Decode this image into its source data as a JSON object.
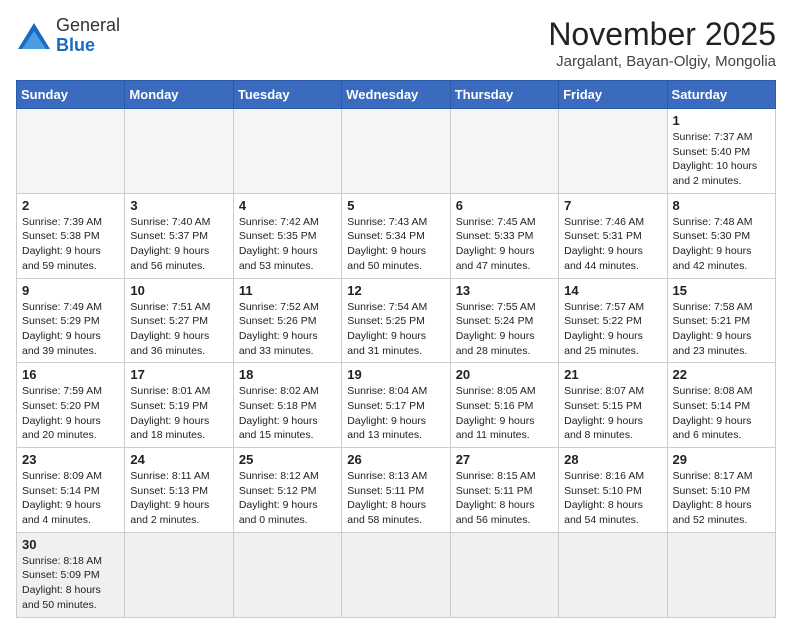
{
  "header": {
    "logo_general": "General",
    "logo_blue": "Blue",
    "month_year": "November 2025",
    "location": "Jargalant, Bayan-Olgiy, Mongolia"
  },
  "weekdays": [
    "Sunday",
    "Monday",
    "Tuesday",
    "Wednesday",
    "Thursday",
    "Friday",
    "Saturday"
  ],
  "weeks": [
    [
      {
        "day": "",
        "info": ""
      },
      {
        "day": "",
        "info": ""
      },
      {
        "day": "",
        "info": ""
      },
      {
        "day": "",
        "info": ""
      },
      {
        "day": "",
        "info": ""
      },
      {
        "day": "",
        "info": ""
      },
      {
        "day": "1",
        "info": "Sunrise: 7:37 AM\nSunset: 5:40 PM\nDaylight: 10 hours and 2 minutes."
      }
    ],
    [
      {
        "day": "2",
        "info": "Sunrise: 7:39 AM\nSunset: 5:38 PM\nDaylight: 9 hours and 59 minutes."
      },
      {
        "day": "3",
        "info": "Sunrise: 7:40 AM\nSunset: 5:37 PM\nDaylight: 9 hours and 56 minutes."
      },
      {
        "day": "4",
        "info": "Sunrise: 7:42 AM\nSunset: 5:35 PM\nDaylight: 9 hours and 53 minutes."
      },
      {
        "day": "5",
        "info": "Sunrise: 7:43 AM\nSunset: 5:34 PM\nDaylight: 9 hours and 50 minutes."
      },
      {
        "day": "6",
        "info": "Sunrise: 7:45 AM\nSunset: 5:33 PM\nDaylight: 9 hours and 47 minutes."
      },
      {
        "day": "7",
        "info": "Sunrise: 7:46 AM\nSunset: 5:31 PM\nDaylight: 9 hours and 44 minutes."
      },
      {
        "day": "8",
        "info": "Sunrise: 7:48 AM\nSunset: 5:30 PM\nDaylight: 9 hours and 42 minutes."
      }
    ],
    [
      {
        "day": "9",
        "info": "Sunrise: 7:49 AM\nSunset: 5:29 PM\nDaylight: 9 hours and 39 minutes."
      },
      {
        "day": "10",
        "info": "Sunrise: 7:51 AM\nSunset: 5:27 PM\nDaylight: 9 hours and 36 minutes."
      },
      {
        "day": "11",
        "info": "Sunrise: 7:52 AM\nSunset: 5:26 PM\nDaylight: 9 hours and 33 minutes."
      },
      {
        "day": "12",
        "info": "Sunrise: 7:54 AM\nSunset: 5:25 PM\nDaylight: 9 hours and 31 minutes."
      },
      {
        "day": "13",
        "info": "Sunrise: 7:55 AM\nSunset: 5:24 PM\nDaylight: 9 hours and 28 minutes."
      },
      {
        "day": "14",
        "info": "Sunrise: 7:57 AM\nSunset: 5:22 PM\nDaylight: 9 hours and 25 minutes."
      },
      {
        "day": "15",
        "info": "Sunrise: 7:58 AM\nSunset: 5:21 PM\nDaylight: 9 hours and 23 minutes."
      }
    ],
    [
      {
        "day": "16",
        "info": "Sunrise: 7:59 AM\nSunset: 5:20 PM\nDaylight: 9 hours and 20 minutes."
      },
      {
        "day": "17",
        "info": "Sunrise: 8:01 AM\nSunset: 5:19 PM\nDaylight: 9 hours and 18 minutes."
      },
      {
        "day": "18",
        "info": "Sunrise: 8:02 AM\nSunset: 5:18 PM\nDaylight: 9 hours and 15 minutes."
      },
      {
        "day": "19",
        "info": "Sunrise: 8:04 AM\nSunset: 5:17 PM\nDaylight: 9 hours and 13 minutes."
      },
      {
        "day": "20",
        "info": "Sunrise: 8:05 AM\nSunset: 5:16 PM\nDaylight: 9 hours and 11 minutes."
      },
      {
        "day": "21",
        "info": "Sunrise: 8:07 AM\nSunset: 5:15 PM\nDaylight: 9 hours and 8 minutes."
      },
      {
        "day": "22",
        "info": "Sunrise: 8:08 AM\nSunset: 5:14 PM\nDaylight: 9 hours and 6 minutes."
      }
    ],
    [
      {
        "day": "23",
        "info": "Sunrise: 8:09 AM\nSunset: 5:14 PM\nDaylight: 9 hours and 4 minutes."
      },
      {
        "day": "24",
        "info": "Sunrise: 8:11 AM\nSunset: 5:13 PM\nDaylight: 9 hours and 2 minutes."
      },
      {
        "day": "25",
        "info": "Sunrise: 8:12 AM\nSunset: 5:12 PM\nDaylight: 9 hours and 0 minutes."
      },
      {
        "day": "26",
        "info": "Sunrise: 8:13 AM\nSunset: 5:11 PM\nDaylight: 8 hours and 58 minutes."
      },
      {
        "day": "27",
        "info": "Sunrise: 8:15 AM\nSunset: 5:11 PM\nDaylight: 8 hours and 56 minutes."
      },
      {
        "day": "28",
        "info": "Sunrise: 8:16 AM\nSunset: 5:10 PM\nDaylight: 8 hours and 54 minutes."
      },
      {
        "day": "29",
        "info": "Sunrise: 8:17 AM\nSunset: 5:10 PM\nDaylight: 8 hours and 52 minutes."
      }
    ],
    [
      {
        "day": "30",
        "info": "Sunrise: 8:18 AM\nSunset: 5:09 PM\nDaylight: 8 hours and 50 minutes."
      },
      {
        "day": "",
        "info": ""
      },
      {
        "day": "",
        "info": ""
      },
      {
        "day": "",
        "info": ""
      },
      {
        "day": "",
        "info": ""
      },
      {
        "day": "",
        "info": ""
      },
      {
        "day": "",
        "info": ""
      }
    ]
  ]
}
================================
* EXERCISE TASK *
Restate the records above in full, word for word. Keep pictures out.

* FULL RESPONSE *
Decode this image into its source data as a JSON object.
{
  "header": {
    "logo_general": "General",
    "logo_blue": "Blue",
    "month_year": "November 2025",
    "location": "Jargalant, Bayan-Olgiy, Mongolia"
  },
  "weekdays": [
    "Sunday",
    "Monday",
    "Tuesday",
    "Wednesday",
    "Thursday",
    "Friday",
    "Saturday"
  ],
  "weeks": [
    [
      {
        "day": "",
        "info": ""
      },
      {
        "day": "",
        "info": ""
      },
      {
        "day": "",
        "info": ""
      },
      {
        "day": "",
        "info": ""
      },
      {
        "day": "",
        "info": ""
      },
      {
        "day": "",
        "info": ""
      },
      {
        "day": "1",
        "info": "Sunrise: 7:37 AM\nSunset: 5:40 PM\nDaylight: 10 hours and 2 minutes."
      }
    ],
    [
      {
        "day": "2",
        "info": "Sunrise: 7:39 AM\nSunset: 5:38 PM\nDaylight: 9 hours and 59 minutes."
      },
      {
        "day": "3",
        "info": "Sunrise: 7:40 AM\nSunset: 5:37 PM\nDaylight: 9 hours and 56 minutes."
      },
      {
        "day": "4",
        "info": "Sunrise: 7:42 AM\nSunset: 5:35 PM\nDaylight: 9 hours and 53 minutes."
      },
      {
        "day": "5",
        "info": "Sunrise: 7:43 AM\nSunset: 5:34 PM\nDaylight: 9 hours and 50 minutes."
      },
      {
        "day": "6",
        "info": "Sunrise: 7:45 AM\nSunset: 5:33 PM\nDaylight: 9 hours and 47 minutes."
      },
      {
        "day": "7",
        "info": "Sunrise: 7:46 AM\nSunset: 5:31 PM\nDaylight: 9 hours and 44 minutes."
      },
      {
        "day": "8",
        "info": "Sunrise: 7:48 AM\nSunset: 5:30 PM\nDaylight: 9 hours and 42 minutes."
      }
    ],
    [
      {
        "day": "9",
        "info": "Sunrise: 7:49 AM\nSunset: 5:29 PM\nDaylight: 9 hours and 39 minutes."
      },
      {
        "day": "10",
        "info": "Sunrise: 7:51 AM\nSunset: 5:27 PM\nDaylight: 9 hours and 36 minutes."
      },
      {
        "day": "11",
        "info": "Sunrise: 7:52 AM\nSunset: 5:26 PM\nDaylight: 9 hours and 33 minutes."
      },
      {
        "day": "12",
        "info": "Sunrise: 7:54 AM\nSunset: 5:25 PM\nDaylight: 9 hours and 31 minutes."
      },
      {
        "day": "13",
        "info": "Sunrise: 7:55 AM\nSunset: 5:24 PM\nDaylight: 9 hours and 28 minutes."
      },
      {
        "day": "14",
        "info": "Sunrise: 7:57 AM\nSunset: 5:22 PM\nDaylight: 9 hours and 25 minutes."
      },
      {
        "day": "15",
        "info": "Sunrise: 7:58 AM\nSunset: 5:21 PM\nDaylight: 9 hours and 23 minutes."
      }
    ],
    [
      {
        "day": "16",
        "info": "Sunrise: 7:59 AM\nSunset: 5:20 PM\nDaylight: 9 hours and 20 minutes."
      },
      {
        "day": "17",
        "info": "Sunrise: 8:01 AM\nSunset: 5:19 PM\nDaylight: 9 hours and 18 minutes."
      },
      {
        "day": "18",
        "info": "Sunrise: 8:02 AM\nSunset: 5:18 PM\nDaylight: 9 hours and 15 minutes."
      },
      {
        "day": "19",
        "info": "Sunrise: 8:04 AM\nSunset: 5:17 PM\nDaylight: 9 hours and 13 minutes."
      },
      {
        "day": "20",
        "info": "Sunrise: 8:05 AM\nSunset: 5:16 PM\nDaylight: 9 hours and 11 minutes."
      },
      {
        "day": "21",
        "info": "Sunrise: 8:07 AM\nSunset: 5:15 PM\nDaylight: 9 hours and 8 minutes."
      },
      {
        "day": "22",
        "info": "Sunrise: 8:08 AM\nSunset: 5:14 PM\nDaylight: 9 hours and 6 minutes."
      }
    ],
    [
      {
        "day": "23",
        "info": "Sunrise: 8:09 AM\nSunset: 5:14 PM\nDaylight: 9 hours and 4 minutes."
      },
      {
        "day": "24",
        "info": "Sunrise: 8:11 AM\nSunset: 5:13 PM\nDaylight: 9 hours and 2 minutes."
      },
      {
        "day": "25",
        "info": "Sunrise: 8:12 AM\nSunset: 5:12 PM\nDaylight: 9 hours and 0 minutes."
      },
      {
        "day": "26",
        "info": "Sunrise: 8:13 AM\nSunset: 5:11 PM\nDaylight: 8 hours and 58 minutes."
      },
      {
        "day": "27",
        "info": "Sunrise: 8:15 AM\nSunset: 5:11 PM\nDaylight: 8 hours and 56 minutes."
      },
      {
        "day": "28",
        "info": "Sunrise: 8:16 AM\nSunset: 5:10 PM\nDaylight: 8 hours and 54 minutes."
      },
      {
        "day": "29",
        "info": "Sunrise: 8:17 AM\nSunset: 5:10 PM\nDaylight: 8 hours and 52 minutes."
      }
    ],
    [
      {
        "day": "30",
        "info": "Sunrise: 8:18 AM\nSunset: 5:09 PM\nDaylight: 8 hours and 50 minutes."
      },
      {
        "day": "",
        "info": ""
      },
      {
        "day": "",
        "info": ""
      },
      {
        "day": "",
        "info": ""
      },
      {
        "day": "",
        "info": ""
      },
      {
        "day": "",
        "info": ""
      },
      {
        "day": "",
        "info": ""
      }
    ]
  ]
}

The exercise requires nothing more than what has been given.